TASK BRIEF:
In the data that follows, count the lines in which the word "name" occurs, and report that figure alone.

--- BEGIN EXERCISE MATERIAL ---

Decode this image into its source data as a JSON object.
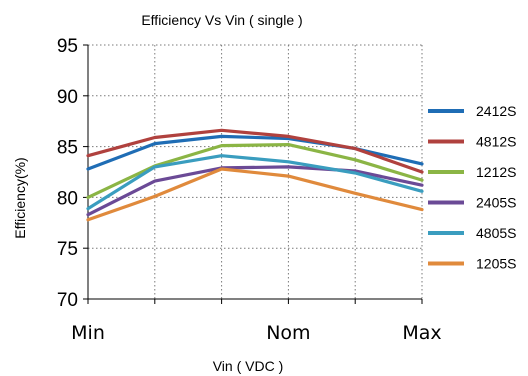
{
  "chart_data": {
    "type": "line",
    "title": "Efficiency  Vs Vin ( single )",
    "xlabel": "Vin ( VDC )",
    "ylabel": "Efficiency(%)",
    "x": [
      "Min",
      "",
      "",
      "Nom",
      "",
      "Max"
    ],
    "ylim": [
      70,
      95
    ],
    "yticks": [
      70,
      75,
      80,
      85,
      90,
      95
    ],
    "grid": "dotted",
    "legend_position": "right",
    "series": [
      {
        "name": "2412S",
        "color": "#1f6db5",
        "values": [
          82.8,
          85.3,
          86.0,
          85.8,
          84.8,
          83.3
        ]
      },
      {
        "name": "4812S",
        "color": "#b0413e",
        "values": [
          84.1,
          85.9,
          86.6,
          86.0,
          84.8,
          82.5
        ]
      },
      {
        "name": "1212S",
        "color": "#8bb545",
        "values": [
          80.0,
          83.1,
          85.1,
          85.2,
          83.7,
          81.7
        ]
      },
      {
        "name": "2405S",
        "color": "#6b4a96",
        "values": [
          78.3,
          81.6,
          82.9,
          83.0,
          82.6,
          81.2
        ]
      },
      {
        "name": "4805S",
        "color": "#3a9dbf",
        "values": [
          78.9,
          83.0,
          84.1,
          83.5,
          82.4,
          80.6
        ]
      },
      {
        "name": "1205S",
        "color": "#e08a3c",
        "values": [
          77.8,
          80.1,
          82.8,
          82.1,
          80.4,
          78.8
        ]
      }
    ]
  }
}
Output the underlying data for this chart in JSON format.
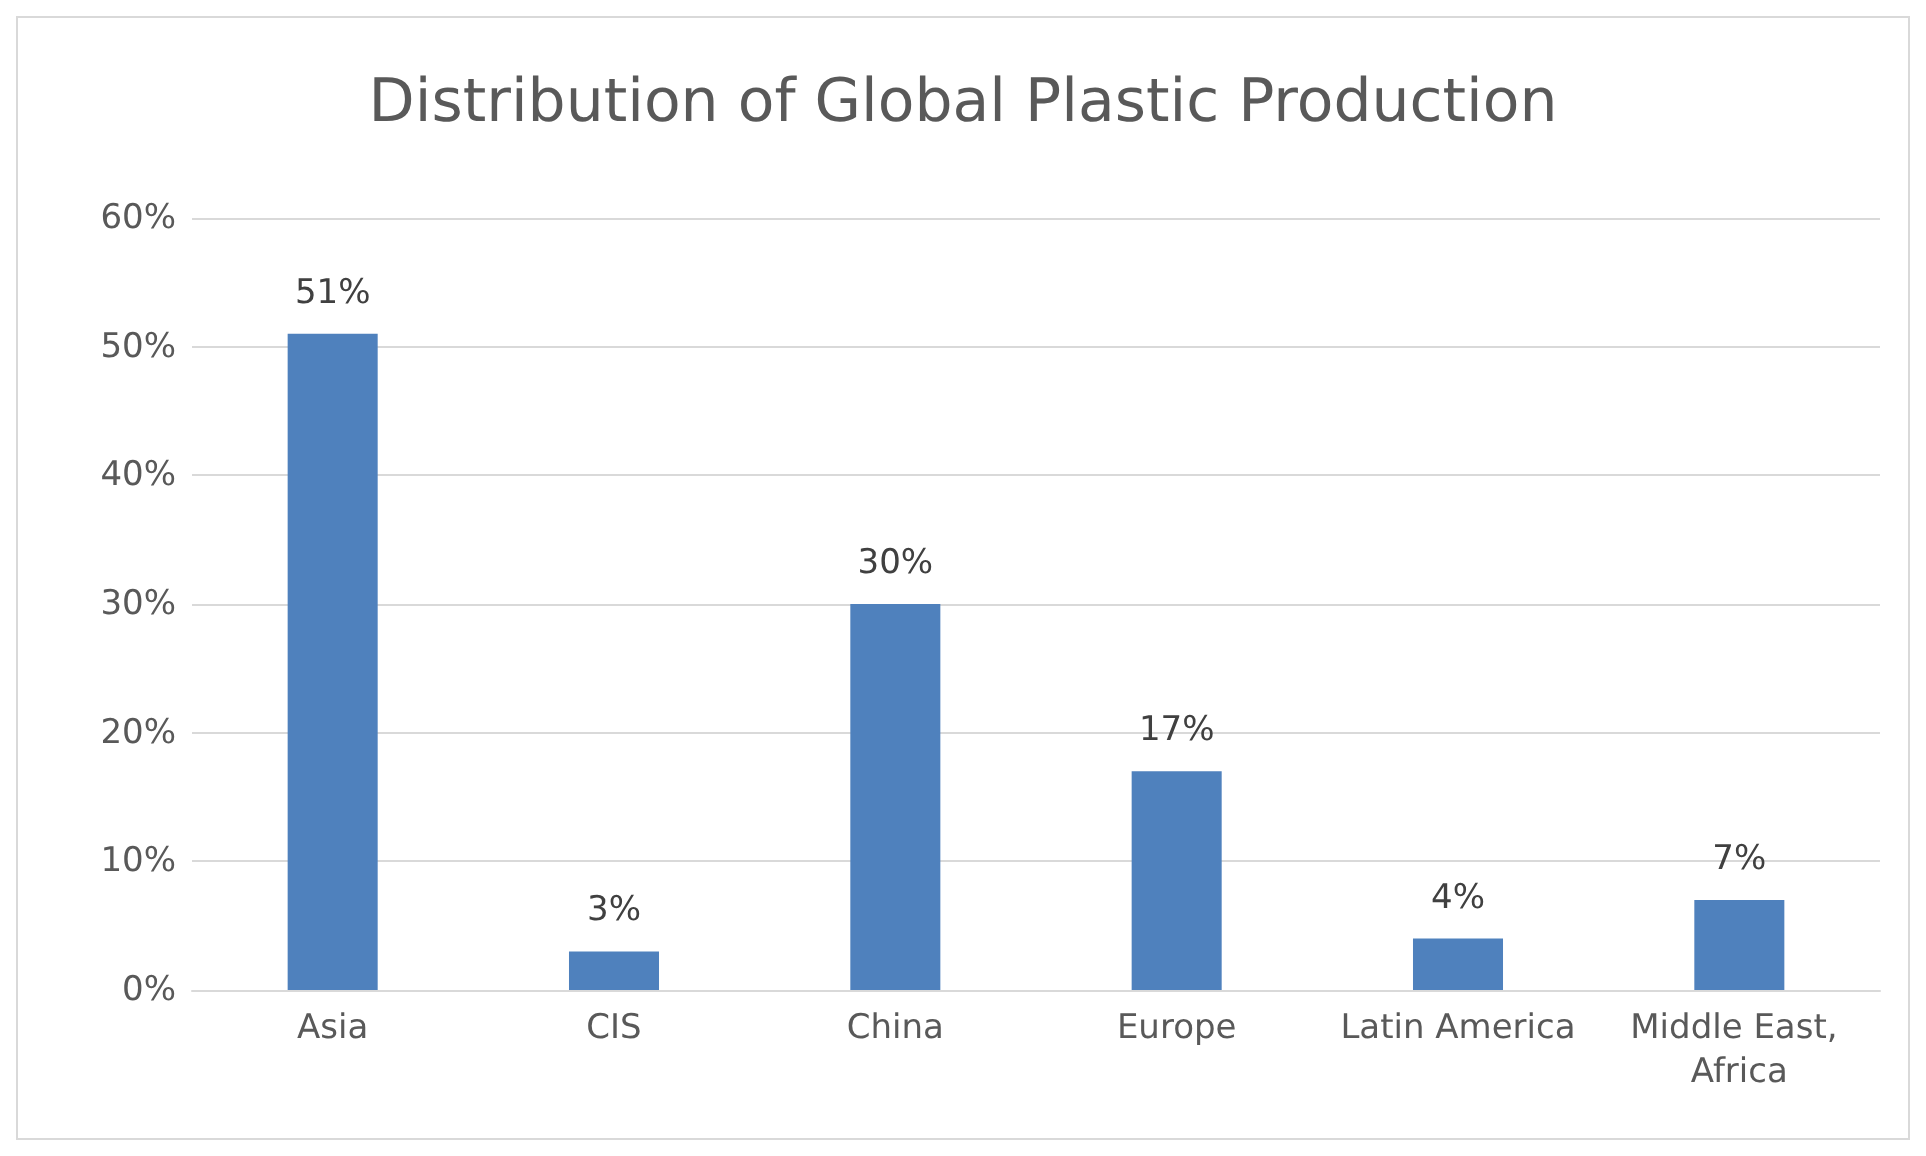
{
  "chart_data": {
    "type": "bar",
    "title": "Distribution of Global Plastic Production",
    "categories": [
      "Asia",
      "CIS",
      "China",
      "Europe",
      "Latin America",
      "Middle East, Africa"
    ],
    "values": [
      51,
      3,
      30,
      17,
      4,
      7
    ],
    "value_labels": [
      "51%",
      "3%",
      "30%",
      "17%",
      "4%",
      "7%"
    ],
    "color": "#4f81bd",
    "ylim": [
      0,
      60
    ],
    "yticks": [
      {
        "value": 0,
        "label": "0%"
      },
      {
        "value": 10,
        "label": "10%"
      },
      {
        "value": 20,
        "label": "20%"
      },
      {
        "value": 30,
        "label": "30%"
      },
      {
        "value": 40,
        "label": "40%"
      },
      {
        "value": 50,
        "label": "50%"
      },
      {
        "value": 60,
        "label": "60%"
      }
    ],
    "grid": true
  }
}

--- END EXERCISE MATERIAL ---

FINISHED TASK:
6